* Start *
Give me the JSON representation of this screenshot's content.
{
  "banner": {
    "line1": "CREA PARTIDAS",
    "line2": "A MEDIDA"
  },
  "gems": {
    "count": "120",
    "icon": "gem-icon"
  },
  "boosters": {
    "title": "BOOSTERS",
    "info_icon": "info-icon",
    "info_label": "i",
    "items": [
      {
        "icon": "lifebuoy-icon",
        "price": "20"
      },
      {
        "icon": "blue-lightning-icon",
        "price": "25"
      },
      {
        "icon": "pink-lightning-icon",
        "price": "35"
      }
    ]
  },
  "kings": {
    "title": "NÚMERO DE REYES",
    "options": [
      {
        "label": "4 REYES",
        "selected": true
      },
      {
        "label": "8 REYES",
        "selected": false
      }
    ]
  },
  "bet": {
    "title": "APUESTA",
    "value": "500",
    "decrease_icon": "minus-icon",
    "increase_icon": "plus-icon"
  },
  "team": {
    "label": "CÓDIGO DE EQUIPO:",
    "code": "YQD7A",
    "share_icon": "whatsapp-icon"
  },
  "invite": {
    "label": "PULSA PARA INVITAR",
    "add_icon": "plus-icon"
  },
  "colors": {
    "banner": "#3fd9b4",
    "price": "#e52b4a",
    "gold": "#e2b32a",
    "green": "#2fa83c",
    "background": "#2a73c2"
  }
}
* End *
* Start *
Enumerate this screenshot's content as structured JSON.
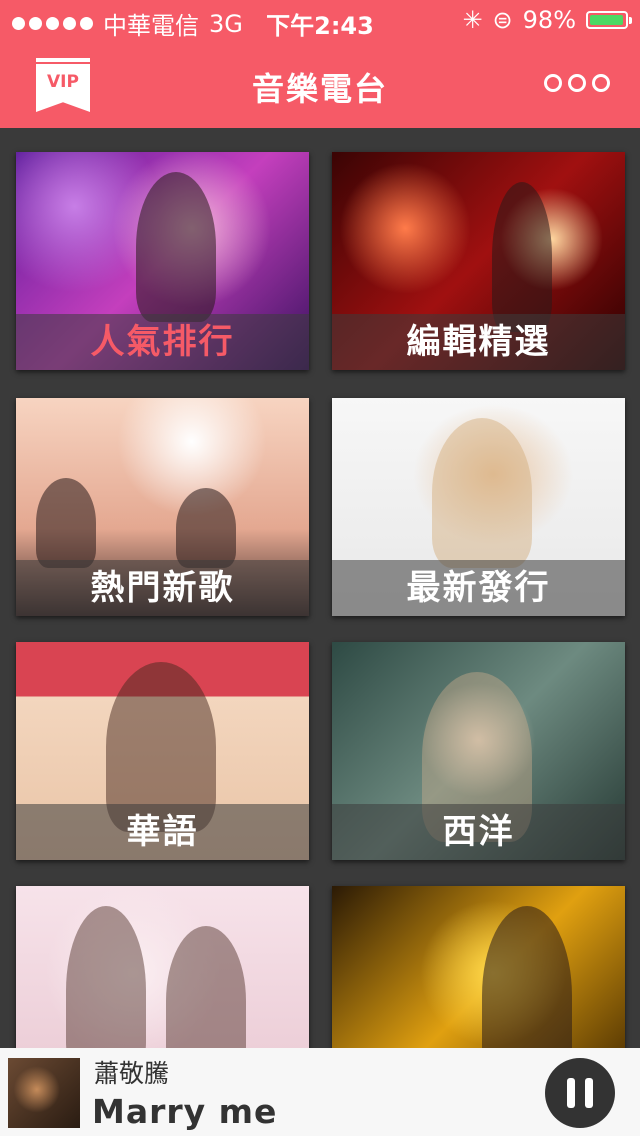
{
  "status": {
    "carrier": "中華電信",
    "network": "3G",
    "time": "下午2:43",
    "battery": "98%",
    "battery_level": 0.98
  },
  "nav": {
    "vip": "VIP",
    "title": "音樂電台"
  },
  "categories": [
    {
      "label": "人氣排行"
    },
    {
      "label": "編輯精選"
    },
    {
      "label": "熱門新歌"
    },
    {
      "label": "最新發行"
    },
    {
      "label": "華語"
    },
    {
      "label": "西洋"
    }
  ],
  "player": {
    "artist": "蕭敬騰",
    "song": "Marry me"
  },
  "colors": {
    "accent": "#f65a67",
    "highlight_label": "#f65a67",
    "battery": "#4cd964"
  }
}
* End *
▶ _REQUIRED TASK_
Point out every line holding the string "content" and copy it.

▶ _EXPECTED ANSWER_
Give me the JSON representation of this screenshot's content.
Enumerate this screenshot's content as structured JSON.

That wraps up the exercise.